## [Written exercise]
Copy out each line exactly; pictures stay out of the copy.

## [Supplied information]
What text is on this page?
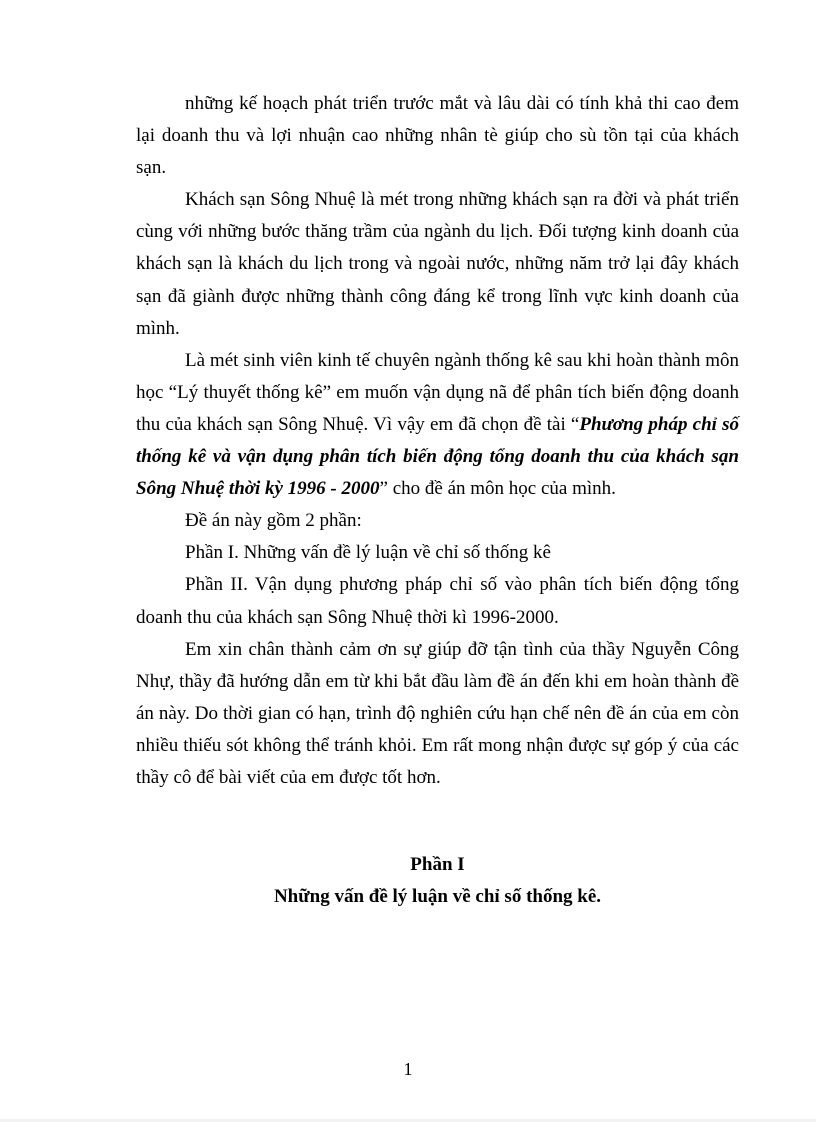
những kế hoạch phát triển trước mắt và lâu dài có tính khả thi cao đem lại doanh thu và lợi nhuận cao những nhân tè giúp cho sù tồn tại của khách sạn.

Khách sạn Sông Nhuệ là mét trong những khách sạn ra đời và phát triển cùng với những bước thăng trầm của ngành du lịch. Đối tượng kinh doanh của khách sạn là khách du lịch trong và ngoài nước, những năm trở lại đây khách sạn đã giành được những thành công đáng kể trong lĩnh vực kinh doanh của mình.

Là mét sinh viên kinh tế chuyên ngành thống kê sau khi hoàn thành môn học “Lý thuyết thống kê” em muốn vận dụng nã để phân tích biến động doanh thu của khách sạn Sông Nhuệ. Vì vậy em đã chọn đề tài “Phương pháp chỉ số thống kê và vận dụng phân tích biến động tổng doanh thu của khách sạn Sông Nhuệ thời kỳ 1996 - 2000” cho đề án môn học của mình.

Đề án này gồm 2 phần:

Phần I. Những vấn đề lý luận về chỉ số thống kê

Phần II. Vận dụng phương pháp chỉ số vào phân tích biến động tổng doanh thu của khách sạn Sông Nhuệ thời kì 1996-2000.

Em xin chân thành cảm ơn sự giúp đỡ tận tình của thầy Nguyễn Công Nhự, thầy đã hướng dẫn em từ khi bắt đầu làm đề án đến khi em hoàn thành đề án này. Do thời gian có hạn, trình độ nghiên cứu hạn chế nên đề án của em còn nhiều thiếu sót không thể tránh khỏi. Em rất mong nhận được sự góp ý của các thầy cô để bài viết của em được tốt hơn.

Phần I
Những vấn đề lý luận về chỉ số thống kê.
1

## [Correct result]
What text is on this page?
những kế hoạch phát triển trước mắt và lâu dài có tính khả thi cao đem lại doanh thu và lợi nhuận cao những nhân tè giúp cho sù tồn tại của khách sạn.

Khách sạn Sông Nhuệ là mét trong những khách sạn ra đời và phát triển cùng với những bước thăng trầm của ngành du lịch. Đối tượng kinh doanh của khách sạn là khách du lịch trong và ngoài nước, những năm trở lại đây khách sạn đã giành được những thành công đáng kể trong lĩnh vực kinh doanh của mình.

Là mét sinh viên kinh tế chuyên ngành thống kê sau khi hoàn thành môn học “Lý thuyết thống kê” em muốn vận dụng nã để phân tích biến động doanh thu của khách sạn Sông Nhuệ. Vì vậy em đã chọn đề tài “Phương pháp chỉ số thống kê và vận dụng phân tích biến động tổng doanh thu của khách sạn Sông Nhuệ thời kỳ 1996 - 2000” cho đề án môn học của mình.

Đề án này gồm 2 phần:

Phần I. Những vấn đề lý luận về chỉ số thống kê

Phần II. Vận dụng phương pháp chỉ số vào phân tích biến động tổng doanh thu của khách sạn Sông Nhuệ thời kì 1996-2000.

Em xin chân thành cảm ơn sự giúp đỡ tận tình của thầy Nguyễn Công Nhự, thầy đã hướng dẫn em từ khi bắt đầu làm đề án đến khi em hoàn thành đề án này. Do thời gian có hạn, trình độ nghiên cứu hạn chế nên đề án của em còn nhiều thiếu sót không thể tránh khỏi. Em rất mong nhận được sự góp ý của các thầy cô để bài viết của em được tốt hơn.

Phần I
Những vấn đề lý luận về chỉ số thống kê.
1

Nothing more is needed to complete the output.